Word for word, repeat the entries, minus the pictures.

········

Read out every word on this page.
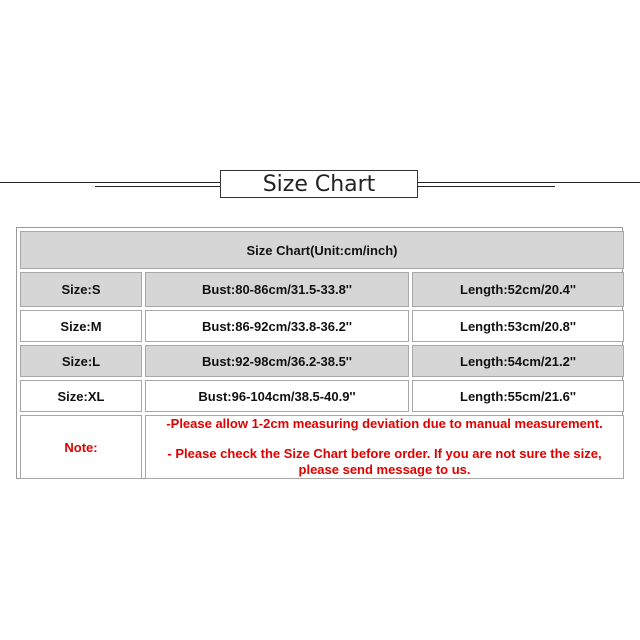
Size Chart
Size Chart(Unit:cm/inch)		
Size:S	Bust:80-86cm/31.5-33.8''	Length:52cm/20.4''
Size:M	Bust:86-92cm/33.8-36.2''	Length:53cm/20.8''
Size:L	Bust:92-98cm/36.2-38.5''	Length:54cm/21.2''
Size:XL	Bust:96-104cm/38.5-40.9''	Length:55cm/21.6''
Note:	-Please allow 1-2cm measuring deviation due to manual measurement.

- Please check the Size Chart before order. If you are not sure the size, please send message to us.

········

* **Written answer**:
Read out every word on this page.
Size Chart
Size Chart(Unit:cm/inch)		
Size:S	Bust:80-86cm/31.5-33.8''	Length:52cm/20.4''
Size:M	Bust:86-92cm/33.8-36.2''	Length:53cm/20.8''
Size:L	Bust:92-98cm/36.2-38.5''	Length:54cm/21.2''
Size:XL	Bust:96-104cm/38.5-40.9''	Length:55cm/21.6''
Note:	-Please allow 1-2cm measuring deviation due to manual measurement.

- Please check the Size Chart before order. If you are not sure the size, please send message to us.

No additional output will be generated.